Work instructions -> From the entries below, please gather each line containing the string "ylabel".

==*==

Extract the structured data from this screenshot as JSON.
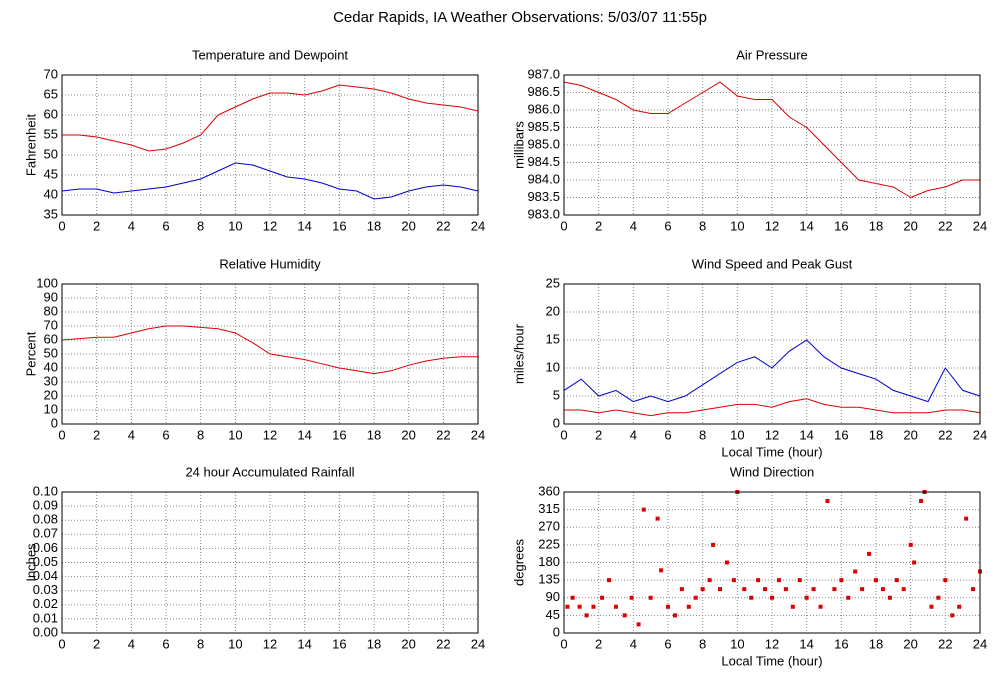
{
  "title": "Cedar Rapids, IA Weather Observations: 5/03/07 11:55p",
  "chart_data": [
    {
      "type": "line",
      "title": "Temperature and Dewpoint",
      "ylabel": "Fahrenheit",
      "x": [
        0,
        1,
        2,
        3,
        4,
        5,
        6,
        7,
        8,
        9,
        10,
        11,
        12,
        13,
        14,
        15,
        16,
        17,
        18,
        19,
        20,
        21,
        22,
        23,
        24
      ],
      "series": [
        {
          "color": "#dd0000",
          "values": [
            55,
            55,
            54.5,
            53.5,
            52.5,
            51,
            51.5,
            53,
            55,
            60,
            62,
            64,
            65.5,
            65.5,
            65,
            66,
            67.5,
            67,
            66.5,
            65.5,
            64,
            63,
            62.5,
            62,
            61
          ]
        },
        {
          "color": "#0000cc",
          "values": [
            41,
            41.5,
            41.5,
            40.5,
            41,
            41.5,
            42,
            43,
            44,
            46,
            48,
            47.5,
            46,
            44.5,
            44,
            43,
            41.5,
            41,
            39,
            39.5,
            41,
            42,
            42.5,
            42,
            41
          ]
        }
      ],
      "xlim": [
        0,
        24
      ],
      "ylim": [
        35,
        70
      ],
      "xticks": [
        0,
        2,
        4,
        6,
        8,
        10,
        12,
        14,
        16,
        18,
        20,
        22,
        24
      ],
      "yticks": [
        35,
        40,
        45,
        50,
        55,
        60,
        65,
        70
      ],
      "grid": true
    },
    {
      "type": "line",
      "title": "Air Pressure",
      "ylabel": "millibars",
      "x": [
        0,
        1,
        2,
        3,
        4,
        5,
        6,
        7,
        8,
        9,
        10,
        11,
        12,
        13,
        14,
        15,
        16,
        17,
        18,
        19,
        20,
        21,
        22,
        23,
        24
      ],
      "series": [
        {
          "color": "#dd0000",
          "values": [
            986.8,
            986.7,
            986.5,
            986.3,
            986.0,
            985.9,
            985.9,
            986.2,
            986.5,
            986.8,
            986.4,
            986.3,
            986.3,
            985.8,
            985.5,
            985.0,
            984.5,
            984.0,
            983.9,
            983.8,
            983.5,
            983.7,
            983.8,
            984.0,
            984.0
          ]
        }
      ],
      "xlim": [
        0,
        24
      ],
      "ylim": [
        983,
        987
      ],
      "xticks": [
        0,
        2,
        4,
        6,
        8,
        10,
        12,
        14,
        16,
        18,
        20,
        22,
        24
      ],
      "yticks": [
        {
          "value": 983,
          "label": "983.0"
        },
        983.5,
        {
          "value": 984,
          "label": "984.0"
        },
        984.5,
        {
          "value": 985,
          "label": "985.0"
        },
        985.5,
        {
          "value": 986,
          "label": "986.0"
        },
        986.5,
        {
          "value": 987,
          "label": "987.0"
        }
      ],
      "grid": true
    },
    {
      "type": "line",
      "title": "Relative Humidity",
      "ylabel": "Percent",
      "x": [
        0,
        1,
        2,
        3,
        4,
        5,
        6,
        7,
        8,
        9,
        10,
        11,
        12,
        13,
        14,
        15,
        16,
        17,
        18,
        19,
        20,
        21,
        22,
        23,
        24
      ],
      "series": [
        {
          "color": "#dd0000",
          "values": [
            60,
            61,
            62,
            62,
            65,
            68,
            70,
            70,
            69,
            68,
            65,
            58,
            50,
            48,
            46,
            43,
            40,
            38,
            36,
            38,
            42,
            45,
            47,
            48,
            48
          ]
        }
      ],
      "xlim": [
        0,
        24
      ],
      "ylim": [
        0,
        100
      ],
      "xticks": [
        0,
        2,
        4,
        6,
        8,
        10,
        12,
        14,
        16,
        18,
        20,
        22,
        24
      ],
      "yticks": [
        0,
        10,
        20,
        30,
        40,
        50,
        60,
        70,
        80,
        90,
        100
      ],
      "grid": true
    },
    {
      "type": "line",
      "title": "Wind Speed and Peak Gust",
      "ylabel": "miles/hour",
      "xlabel": "Local Time (hour)",
      "x": [
        0,
        1,
        2,
        3,
        4,
        5,
        6,
        7,
        8,
        9,
        10,
        11,
        12,
        13,
        14,
        15,
        16,
        17,
        18,
        19,
        20,
        21,
        22,
        23,
        24
      ],
      "series": [
        {
          "color": "#0000cc",
          "values": [
            6,
            8,
            5,
            6,
            4,
            5,
            4,
            5,
            7,
            9,
            11,
            12,
            10,
            13,
            15,
            12,
            10,
            9,
            8,
            6,
            5,
            4,
            10,
            6,
            5
          ]
        },
        {
          "color": "#dd0000",
          "values": [
            2.5,
            2.5,
            2,
            2.5,
            2,
            1.5,
            2,
            2,
            2.5,
            3,
            3.5,
            3.5,
            3,
            4,
            4.5,
            3.5,
            3,
            3,
            2.5,
            2,
            2,
            2,
            2.5,
            2.5,
            2
          ]
        }
      ],
      "xlim": [
        0,
        24
      ],
      "ylim": [
        0,
        25
      ],
      "xticks": [
        0,
        2,
        4,
        6,
        8,
        10,
        12,
        14,
        16,
        18,
        20,
        22,
        24
      ],
      "yticks": [
        0,
        5,
        10,
        15,
        20,
        25
      ],
      "grid": true
    },
    {
      "type": "line",
      "title": "24 hour Accumulated Rainfall",
      "ylabel": "Inches",
      "x": [
        0,
        24
      ],
      "series": [
        {
          "color": "#dd0000",
          "values": [
            0,
            0
          ]
        }
      ],
      "xlim": [
        0,
        24
      ],
      "ylim": [
        0,
        0.1
      ],
      "xticks": [
        0,
        2,
        4,
        6,
        8,
        10,
        12,
        14,
        16,
        18,
        20,
        22,
        24
      ],
      "yticks": [
        {
          "value": 0,
          "label": "0.00"
        },
        0.01,
        0.02,
        0.03,
        0.04,
        0.05,
        0.06,
        0.07,
        0.08,
        0.09,
        {
          "value": 0.1,
          "label": "0.10"
        }
      ],
      "grid": true
    },
    {
      "type": "scatter",
      "title": "Wind Direction",
      "ylabel": "degrees",
      "xlabel": "Local Time (hour)",
      "x": [
        0.2,
        0.5,
        0.9,
        1.3,
        1.7,
        2.2,
        2.6,
        3.0,
        3.5,
        3.9,
        4.3,
        4.6,
        5.0,
        5.4,
        5.6,
        6.0,
        6.4,
        6.8,
        7.2,
        7.6,
        8.0,
        8.4,
        8.6,
        9.0,
        9.4,
        9.8,
        10.0,
        10.4,
        10.8,
        11.2,
        11.6,
        12.0,
        12.4,
        12.8,
        13.2,
        13.6,
        14.0,
        14.4,
        14.8,
        15.2,
        15.6,
        16.0,
        16.4,
        16.8,
        17.2,
        17.6,
        18.0,
        18.4,
        18.8,
        19.2,
        19.6,
        20.0,
        20.2,
        20.6,
        20.8,
        21.2,
        21.6,
        22.0,
        22.4,
        22.8,
        23.2,
        23.6,
        24.0
      ],
      "series": [
        {
          "color": "#dd0000",
          "values": [
            67,
            90,
            67,
            45,
            67,
            90,
            135,
            67,
            45,
            90,
            22,
            315,
            90,
            292,
            160,
            67,
            45,
            112,
            67,
            90,
            112,
            135,
            225,
            112,
            180,
            135,
            360,
            112,
            90,
            135,
            112,
            90,
            135,
            112,
            67,
            135,
            90,
            112,
            67,
            337,
            112,
            135,
            90,
            157,
            112,
            202,
            135,
            112,
            90,
            135,
            112,
            225,
            180,
            337,
            360,
            67,
            90,
            135,
            45,
            67,
            292,
            112,
            157
          ]
        }
      ],
      "xlim": [
        0,
        24
      ],
      "ylim": [
        0,
        360
      ],
      "xticks": [
        0,
        2,
        4,
        6,
        8,
        10,
        12,
        14,
        16,
        18,
        20,
        22,
        24
      ],
      "yticks": [
        0,
        45,
        90,
        135,
        180,
        225,
        270,
        315,
        360
      ],
      "grid": true
    }
  ]
}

==*==

Full response ->
      "ylabel": "Fahrenheit",
      "ylabel": "millibars",
      "ylabel": "Percent",
      "ylabel": "miles/hour",
      "ylabel": "Inches",
      "ylabel": "degrees",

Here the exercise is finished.